THE TASK – Tally the lines that hold the word "true" and reply with that figure only.

[Data items]
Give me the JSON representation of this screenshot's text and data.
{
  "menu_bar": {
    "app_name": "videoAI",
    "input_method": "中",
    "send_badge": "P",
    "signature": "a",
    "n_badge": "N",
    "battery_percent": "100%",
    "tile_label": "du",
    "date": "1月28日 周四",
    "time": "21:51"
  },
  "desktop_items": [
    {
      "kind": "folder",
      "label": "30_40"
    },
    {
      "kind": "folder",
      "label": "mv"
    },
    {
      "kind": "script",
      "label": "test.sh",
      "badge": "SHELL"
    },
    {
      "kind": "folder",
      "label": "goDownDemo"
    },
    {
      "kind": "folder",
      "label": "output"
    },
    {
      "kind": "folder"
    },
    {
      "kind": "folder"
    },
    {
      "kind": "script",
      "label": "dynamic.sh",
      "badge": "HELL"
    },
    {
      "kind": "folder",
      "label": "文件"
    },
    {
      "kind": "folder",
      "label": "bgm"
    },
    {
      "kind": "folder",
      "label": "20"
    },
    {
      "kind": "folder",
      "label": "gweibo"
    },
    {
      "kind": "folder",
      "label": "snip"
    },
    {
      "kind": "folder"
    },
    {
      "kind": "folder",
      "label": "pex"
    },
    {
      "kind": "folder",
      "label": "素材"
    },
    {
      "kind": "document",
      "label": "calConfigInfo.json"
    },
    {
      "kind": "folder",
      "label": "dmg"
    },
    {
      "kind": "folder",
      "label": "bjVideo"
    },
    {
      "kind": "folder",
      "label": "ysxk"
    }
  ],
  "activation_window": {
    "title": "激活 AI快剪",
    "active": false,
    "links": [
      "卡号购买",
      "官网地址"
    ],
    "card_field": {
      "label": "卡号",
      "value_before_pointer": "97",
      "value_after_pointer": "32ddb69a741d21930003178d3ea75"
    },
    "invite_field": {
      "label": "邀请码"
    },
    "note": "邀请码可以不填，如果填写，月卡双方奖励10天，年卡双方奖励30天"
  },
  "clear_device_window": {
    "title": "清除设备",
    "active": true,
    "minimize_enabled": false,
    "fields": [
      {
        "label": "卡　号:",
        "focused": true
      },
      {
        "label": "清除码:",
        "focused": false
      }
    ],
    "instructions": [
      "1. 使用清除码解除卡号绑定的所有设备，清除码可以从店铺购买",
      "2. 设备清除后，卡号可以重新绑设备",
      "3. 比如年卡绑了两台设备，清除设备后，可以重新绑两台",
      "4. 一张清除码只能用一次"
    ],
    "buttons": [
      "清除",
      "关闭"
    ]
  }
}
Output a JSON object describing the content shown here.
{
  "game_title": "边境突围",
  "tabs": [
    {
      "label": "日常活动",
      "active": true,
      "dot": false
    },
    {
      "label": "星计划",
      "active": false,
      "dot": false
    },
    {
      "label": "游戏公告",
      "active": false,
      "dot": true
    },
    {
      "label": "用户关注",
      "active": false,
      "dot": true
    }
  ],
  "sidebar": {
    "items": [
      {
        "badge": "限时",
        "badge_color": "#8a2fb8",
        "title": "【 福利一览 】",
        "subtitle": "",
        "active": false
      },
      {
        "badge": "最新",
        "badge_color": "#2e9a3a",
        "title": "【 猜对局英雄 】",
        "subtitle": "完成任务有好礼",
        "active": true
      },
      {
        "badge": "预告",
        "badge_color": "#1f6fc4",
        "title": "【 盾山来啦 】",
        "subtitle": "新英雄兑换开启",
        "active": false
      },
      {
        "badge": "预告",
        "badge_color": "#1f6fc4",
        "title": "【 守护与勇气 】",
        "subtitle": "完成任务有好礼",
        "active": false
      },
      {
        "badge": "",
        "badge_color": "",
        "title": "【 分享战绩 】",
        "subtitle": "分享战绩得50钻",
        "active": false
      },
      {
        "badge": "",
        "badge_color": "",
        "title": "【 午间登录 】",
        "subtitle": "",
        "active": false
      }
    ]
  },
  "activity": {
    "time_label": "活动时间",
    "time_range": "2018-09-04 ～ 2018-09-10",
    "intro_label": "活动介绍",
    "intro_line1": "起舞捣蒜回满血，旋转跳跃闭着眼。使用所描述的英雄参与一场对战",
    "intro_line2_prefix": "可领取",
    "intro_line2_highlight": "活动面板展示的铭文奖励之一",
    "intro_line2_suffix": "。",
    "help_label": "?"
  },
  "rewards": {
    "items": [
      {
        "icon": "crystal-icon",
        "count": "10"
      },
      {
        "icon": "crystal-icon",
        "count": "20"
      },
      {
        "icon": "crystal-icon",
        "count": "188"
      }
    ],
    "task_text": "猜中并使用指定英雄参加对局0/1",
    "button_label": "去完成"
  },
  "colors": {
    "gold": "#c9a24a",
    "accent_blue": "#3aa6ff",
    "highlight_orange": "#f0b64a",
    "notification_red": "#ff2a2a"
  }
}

CORRECT ANSWER – 6